PASSAGE section start

Unofficial poet laureate of Los Angeles Wanda Coleman. Photo by Carpendale.

Unofficial poet laureate of Los Angeles Wanda Coleman. Photo by Carpendale.

We don't hear much about the legacy of Santa Cruz poetry. It’s little wonder, between the majesty of the redwoods and the town’s deep-seated surf culture. But indeed, from 1972 to 1981 the city played host to the largest poetry festival in the nation. The very same grand ballroom in the Cocoanut Grove that will host Sunday’s Poetry Festival Santa Cruz once boasted the biggest names in poetry on its marquee. Bukowski, Burroughs and Ken Kesey all made an appearance. In fact, during one particularly tempestuous weekend, it fell to Allen Ginsberg to calm the crowd by leading them in “om”s when part of the stage collapsed. By once again turning Santa Cruz into the host of a world-class poetry event this weekend, the performers will not only forge a new path for themselves but also pay tribute to the city’s poetic tradition.

Organizing the festival is Daniel Yaryan, the tireless leader of Sparring With Beatnik Ghosts, a San Francisco–based poetry series. A native of Santa Cruz, Yaryan (who once worked as a sales rep for Santa Cruz Weekly) recently returned to his hometown from the Bay Area in order to better balance his obligations as a single father with his passion for producing poetry readings. Since its start in 2008 in the basement of the Li-Po lounge, a favorite San Francisco hangout of the first generation of Beat writers, SWBG has quickly become a favorite of both established and undiscovered writers because of its take-no-prisoners attitude and marathon reading sessions. Yaryan’s ambition is written all over it.

“There is no reason,” he says, “that poetry shouldn’t be as big as film or other types of media.” For him, bringing people together through live performance is an antidote against individually received mass culture. “Now more than ever,” he writes, “poets are needed to engage and inspire people that have fallen victim to the void.” Given the rapid expansion of SWBG —this year Yaryan will produce shows in Austin, Portland, Las Vegas, North Carolina and New York— the ambitious project seems thus far a worthy successor to the Beat legacy.

PASSAGE section end
SUPPLIED DATA section start

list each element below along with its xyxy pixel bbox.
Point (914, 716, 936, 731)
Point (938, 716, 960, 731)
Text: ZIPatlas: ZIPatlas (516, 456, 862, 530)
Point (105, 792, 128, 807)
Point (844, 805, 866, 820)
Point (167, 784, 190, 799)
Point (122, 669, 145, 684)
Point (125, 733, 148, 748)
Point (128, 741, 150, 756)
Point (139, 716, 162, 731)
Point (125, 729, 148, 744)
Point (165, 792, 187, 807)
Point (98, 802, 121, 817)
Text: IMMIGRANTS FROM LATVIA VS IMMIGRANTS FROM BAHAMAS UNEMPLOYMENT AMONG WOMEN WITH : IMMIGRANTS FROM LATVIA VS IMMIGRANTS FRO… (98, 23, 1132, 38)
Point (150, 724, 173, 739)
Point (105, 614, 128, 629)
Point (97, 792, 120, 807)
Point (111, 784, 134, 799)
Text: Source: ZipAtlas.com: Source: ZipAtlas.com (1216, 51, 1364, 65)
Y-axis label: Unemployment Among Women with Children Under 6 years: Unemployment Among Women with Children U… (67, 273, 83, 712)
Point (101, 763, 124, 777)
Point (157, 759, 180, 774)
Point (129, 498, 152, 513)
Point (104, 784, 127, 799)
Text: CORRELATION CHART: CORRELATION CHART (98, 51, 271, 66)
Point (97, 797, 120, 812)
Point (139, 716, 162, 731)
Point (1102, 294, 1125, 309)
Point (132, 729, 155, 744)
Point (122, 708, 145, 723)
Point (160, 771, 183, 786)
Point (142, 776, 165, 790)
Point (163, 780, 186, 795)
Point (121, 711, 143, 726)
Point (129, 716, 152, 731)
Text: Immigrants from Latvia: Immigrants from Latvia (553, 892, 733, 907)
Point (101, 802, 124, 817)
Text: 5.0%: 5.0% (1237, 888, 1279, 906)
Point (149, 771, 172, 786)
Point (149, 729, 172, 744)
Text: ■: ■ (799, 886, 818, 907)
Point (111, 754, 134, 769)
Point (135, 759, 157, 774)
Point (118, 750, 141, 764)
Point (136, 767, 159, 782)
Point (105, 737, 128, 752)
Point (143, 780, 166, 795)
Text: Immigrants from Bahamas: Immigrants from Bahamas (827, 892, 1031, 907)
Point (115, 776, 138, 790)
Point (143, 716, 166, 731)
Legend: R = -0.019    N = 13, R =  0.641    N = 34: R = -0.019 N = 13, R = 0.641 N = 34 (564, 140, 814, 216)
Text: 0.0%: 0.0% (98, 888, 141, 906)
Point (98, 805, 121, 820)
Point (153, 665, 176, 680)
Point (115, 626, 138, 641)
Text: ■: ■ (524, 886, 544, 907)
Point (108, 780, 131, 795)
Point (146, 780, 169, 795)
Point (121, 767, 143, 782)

SUPPLIED DATA section end

▶ _EXERCISE A_
Answer these questions using the article on Santa Cruz poetry:
(i) During which years did Santa Cruz host the largest poetry festival in the nation?
(ii) Who led the crowd in "om"s when part of the stage collapsed?
(iii) Where did Sparring With Beatnik Ghosts begin in 2008?
▶ _EXERCISE B_
List every place where, according to the article on Santa Cruz poetry, Yaryan will produce shows this year.
▶ _EXERCISE C_
Reproduce the article on Santa Cruz poetry word for word from "Organizing the festival" up to and including "all over it.".
These items have no connection to the article on Santa Cruz poetry.

▶ _PROBLEM SOLUTION A_
(i) From 1972 to 1981.
(ii) Allen Ginsberg.
(iii) In the basement of the Li-Po lounge in San Francisco.

▶ _PROBLEM SOLUTION B_
Austin, Portland, Las Vegas, North Carolina, New York

▶ _PROBLEM SOLUTION C_
Organizing the festival is Daniel Yaryan, the tireless leader of Sparring With Beatnik Ghosts, a San Francisco–based poetry series. A native of Santa Cruz, Yaryan (who once worked as a sales rep for Santa Cruz Weekly) recently returned to his hometown from the Bay Area in order to better balance his obligations as a single father with his passion for producing poetry readings. Since its start in 2008 in the basement of the Li-Po lounge, a favorite San Francisco hangout of the first generation of Beat writers, SWBG has quickly become a favorite of both established and undiscovered writers because of its take-no-prisoners attitude and marathon reading sessions. Yaryan’s ambition is written all over it.